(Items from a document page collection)
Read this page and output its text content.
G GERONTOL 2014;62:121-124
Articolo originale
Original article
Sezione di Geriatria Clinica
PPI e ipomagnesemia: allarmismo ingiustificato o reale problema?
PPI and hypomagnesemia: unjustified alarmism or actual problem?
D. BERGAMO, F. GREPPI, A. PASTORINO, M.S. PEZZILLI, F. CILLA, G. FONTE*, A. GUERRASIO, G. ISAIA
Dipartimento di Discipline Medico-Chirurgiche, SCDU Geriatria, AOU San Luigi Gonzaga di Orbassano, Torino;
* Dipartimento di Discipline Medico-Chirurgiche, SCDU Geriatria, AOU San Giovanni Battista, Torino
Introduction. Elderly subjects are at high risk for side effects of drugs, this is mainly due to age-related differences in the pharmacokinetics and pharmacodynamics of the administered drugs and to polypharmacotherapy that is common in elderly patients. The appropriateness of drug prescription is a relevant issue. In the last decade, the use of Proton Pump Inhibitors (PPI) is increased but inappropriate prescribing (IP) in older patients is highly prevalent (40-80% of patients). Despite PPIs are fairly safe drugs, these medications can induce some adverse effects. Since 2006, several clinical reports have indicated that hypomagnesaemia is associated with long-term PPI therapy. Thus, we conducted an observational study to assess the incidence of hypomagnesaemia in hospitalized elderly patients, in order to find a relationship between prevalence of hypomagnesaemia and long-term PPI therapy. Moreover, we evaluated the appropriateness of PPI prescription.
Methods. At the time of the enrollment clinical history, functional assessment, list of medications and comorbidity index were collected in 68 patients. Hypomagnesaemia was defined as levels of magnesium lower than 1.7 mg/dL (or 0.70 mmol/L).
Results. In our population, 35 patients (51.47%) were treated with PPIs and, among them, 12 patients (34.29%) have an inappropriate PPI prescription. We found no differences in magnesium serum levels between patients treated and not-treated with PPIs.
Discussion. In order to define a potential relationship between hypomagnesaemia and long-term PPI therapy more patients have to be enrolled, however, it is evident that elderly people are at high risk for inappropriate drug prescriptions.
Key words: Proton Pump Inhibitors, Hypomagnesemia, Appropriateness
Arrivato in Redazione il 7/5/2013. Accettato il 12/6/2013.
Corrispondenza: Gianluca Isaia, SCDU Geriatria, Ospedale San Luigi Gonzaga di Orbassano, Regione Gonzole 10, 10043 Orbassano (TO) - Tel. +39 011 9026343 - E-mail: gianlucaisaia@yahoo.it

**What to work on**
Every entry should be retyped exactly as it appears.

**Answer**
Read this page and output its text content.
G GERONTOL 2014;62:121-124
Articolo originale
Original article
Sezione di Geriatria Clinica
PPI e ipomagnesemia: allarmismo ingiustificato o reale problema?
PPI and hypomagnesemia: unjustified alarmism or actual problem?
D. BERGAMO, F. GREPPI, A. PASTORINO, M.S. PEZZILLI, F. CILLA, G. FONTE*, A. GUERRASIO, G. ISAIA
Dipartimento di Discipline Medico-Chirurgiche, SCDU Geriatria, AOU San Luigi Gonzaga di Orbassano, Torino;
* Dipartimento di Discipline Medico-Chirurgiche, SCDU Geriatria, AOU San Giovanni Battista, Torino
Introduction. Elderly subjects are at high risk for side effects of drugs, this is mainly due to age-related differences in the pharmacokinetics and pharmacodynamics of the administered drugs and to polypharmacotherapy that is common in elderly patients. The appropriateness of drug prescription is a relevant issue. In the last decade, the use of Proton Pump Inhibitors (PPI) is increased but inappropriate prescribing (IP) in older patients is highly prevalent (40-80% of patients). Despite PPIs are fairly safe drugs, these medications can induce some adverse effects. Since 2006, several clinical reports have indicated that hypomagnesaemia is associated with long-term PPI therapy. Thus, we conducted an observational study to assess the incidence of hypomagnesaemia in hospitalized elderly patients, in order to find a relationship between prevalence of hypomagnesaemia and long-term PPI therapy. Moreover, we evaluated the appropriateness of PPI prescription.
Methods. At the time of the enrollment clinical history, functional assessment, list of medications and comorbidity index were collected in 68 patients. Hypomagnesaemia was defined as levels of magnesium lower than 1.7 mg/dL (or 0.70 mmol/L).
Results. In our population, 35 patients (51.47%) were treated with PPIs and, among them, 12 patients (34.29%) have an inappropriate PPI prescription. We found no differences in magnesium serum levels between patients treated and not-treated with PPIs.
Discussion. In order to define a potential relationship between hypomagnesaemia and long-term PPI therapy more patients have to be enrolled, however, it is evident that elderly people are at high risk for inappropriate drug prescriptions.
Key words: Proton Pump Inhibitors, Hypomagnesemia, Appropriateness
Arrivato in Redazione il 7/5/2013. Accettato il 12/6/2013.
Corrispondenza: Gianluca Isaia, SCDU Geriatria, Ospedale San Luigi Gonzaga di Orbassano, Regione Gonzole 10, 10043 Orbassano (TO) - Tel. +39 011 9026343 - E-mail: gianlucaisaia@yahoo.it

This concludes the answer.